[Collection entries]
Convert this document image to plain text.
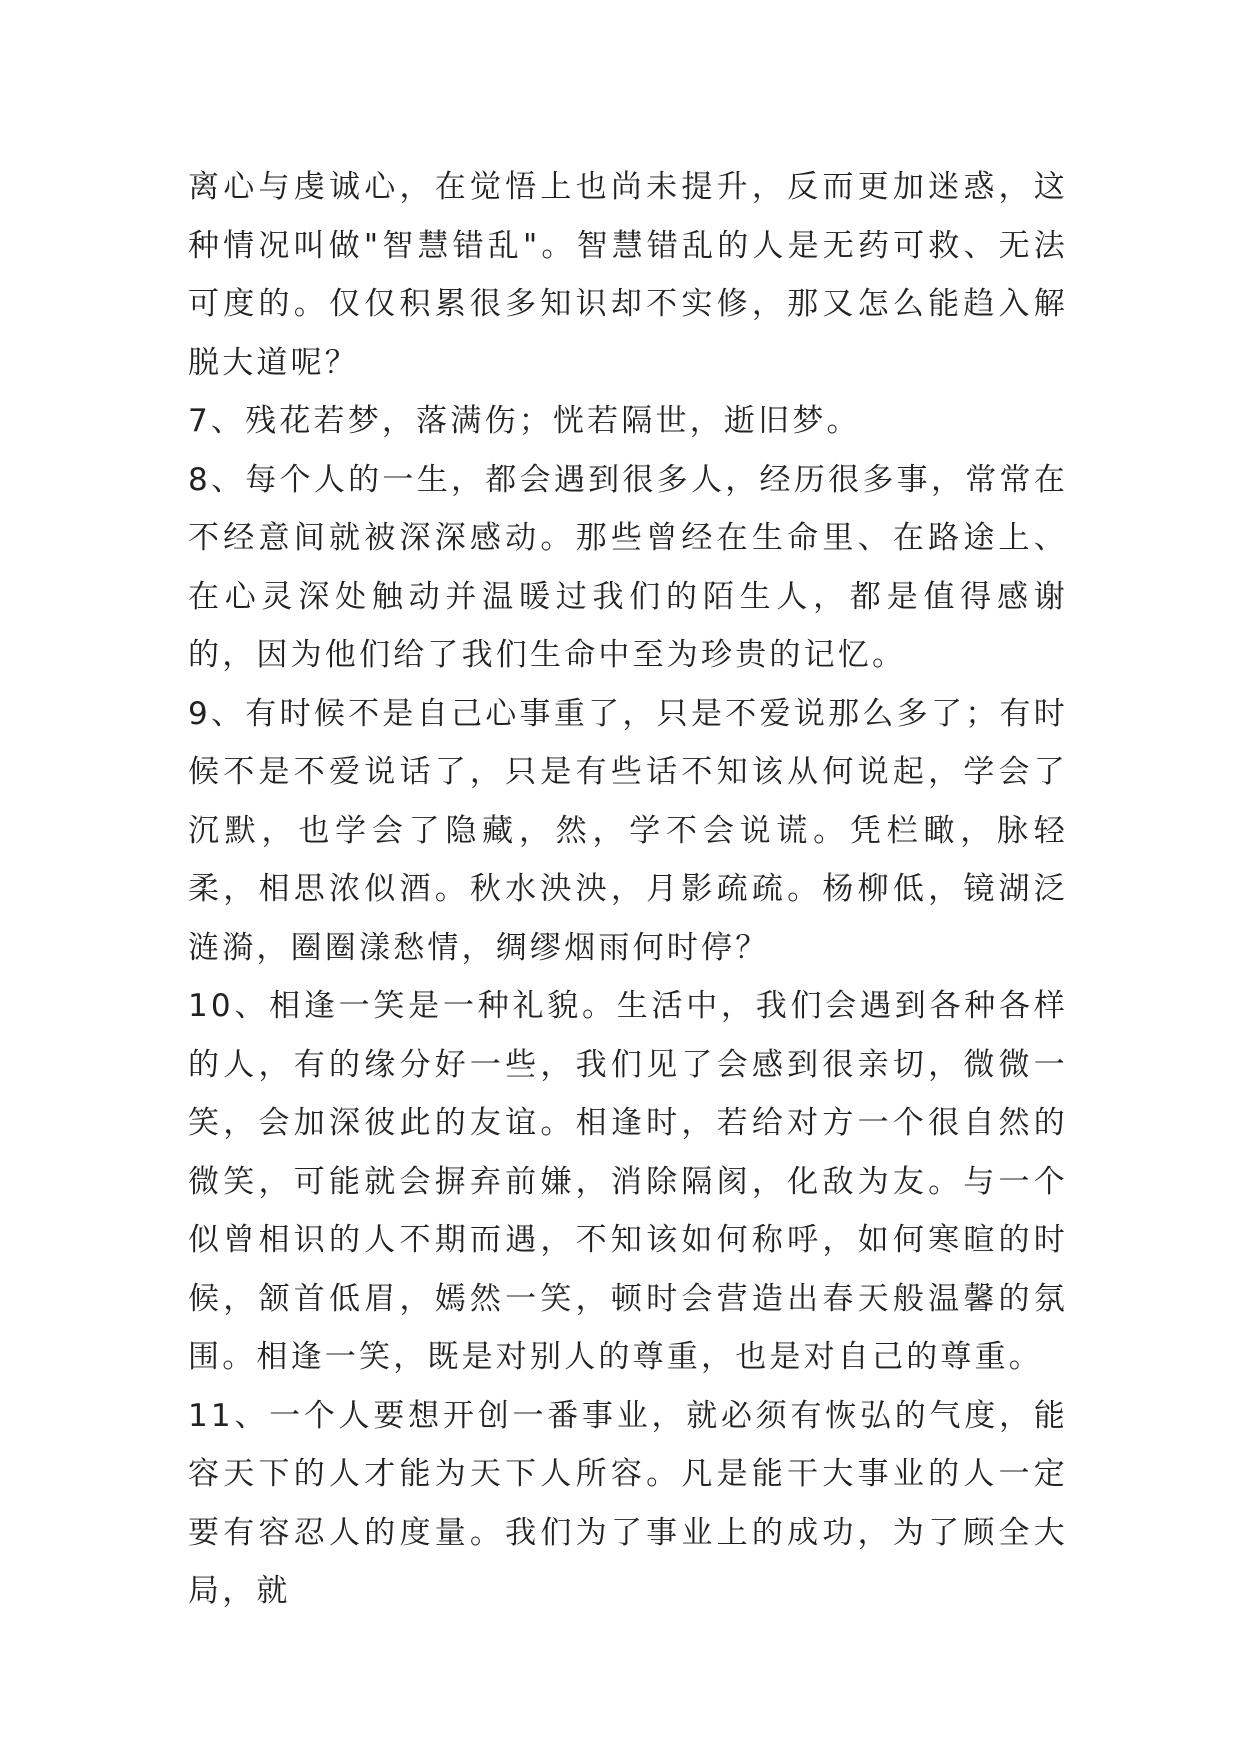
离心与虔诚心，在觉悟上也尚未提升，反而更加迷惑，这种情况叫做"智慧错乱"。智慧错乱的人是无药可救、无法可度的。仅仅积累很多知识却不实修，那又怎么能趋入解脱大道呢？

7、残花若梦，落满伤；恍若隔世，逝旧梦。

8、每个人的一生，都会遇到很多人，经历很多事，常常在不经意间就被深深感动。那些曾经在生命里、在路途上、在心灵深处触动并温暖过我们的陌生人，都是值得感谢的，因为他们给了我们生命中至为珍贵的记忆。

9、有时候不是自己心事重了，只是不爱说那么多了；有时候不是不爱说话了，只是有些话不知该从何说起，学会了沉默，也学会了隐藏，然，学不会说谎。凭栏瞰，脉轻柔，相思浓似酒。秋水泱泱，月影疏疏。杨柳低，镜湖泛涟漪，圈圈漾愁情，绸缪烟雨何时停？

10、相逢一笑是一种礼貌。生活中，我们会遇到各种各样的人，有的缘分好一些，我们见了会感到很亲切，微微一笑，会加深彼此的友谊。相逢时，若给对方一个很自然的微笑，可能就会摒弃前嫌，消除隔阂，化敌为友。与一个似曾相识的人不期而遇，不知该如何称呼，如何寒暄的时候，颔首低眉，嫣然一笑，顿时会营造出春天般温馨的氛围。相逢一笑，既是对别人的尊重，也是对自己的尊重。

11、一个人要想开创一番事业，就必须有恢弘的气度，能容天下的人才能为天下人所容。凡是能干大事业的人一定要有容忍人的度量。我们为了事业上的成功，为了顾全大局，就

WHAT IS EXPECTED ::
Transcribe the records above verbatim. Do not carry over any picture.

TASK RESULT ::
Convert this document image to plain text.
离心与虔诚心，在觉悟上也尚未提升，反而更加迷惑，这种情况叫做"智慧错乱"。智慧错乱的人是无药可救、无法可度的。仅仅积累很多知识却不实修，那又怎么能趋入解脱大道呢？

7、残花若梦，落满伤；恍若隔世，逝旧梦。

8、每个人的一生，都会遇到很多人，经历很多事，常常在不经意间就被深深感动。那些曾经在生命里、在路途上、在心灵深处触动并温暖过我们的陌生人，都是值得感谢的，因为他们给了我们生命中至为珍贵的记忆。

9、有时候不是自己心事重了，只是不爱说那么多了；有时候不是不爱说话了，只是有些话不知该从何说起，学会了沉默，也学会了隐藏，然，学不会说谎。凭栏瞰，脉轻柔，相思浓似酒。秋水泱泱，月影疏疏。杨柳低，镜湖泛涟漪，圈圈漾愁情，绸缪烟雨何时停？

10、相逢一笑是一种礼貌。生活中，我们会遇到各种各样的人，有的缘分好一些，我们见了会感到很亲切，微微一笑，会加深彼此的友谊。相逢时，若给对方一个很自然的微笑，可能就会摒弃前嫌，消除隔阂，化敌为友。与一个似曾相识的人不期而遇，不知该如何称呼，如何寒暄的时候，颔首低眉，嫣然一笑，顿时会营造出春天般温馨的氛围。相逢一笑，既是对别人的尊重，也是对自己的尊重。

11、一个人要想开创一番事业，就必须有恢弘的气度，能容天下的人才能为天下人所容。凡是能干大事业的人一定要有容忍人的度量。我们为了事业上的成功，为了顾全大局，就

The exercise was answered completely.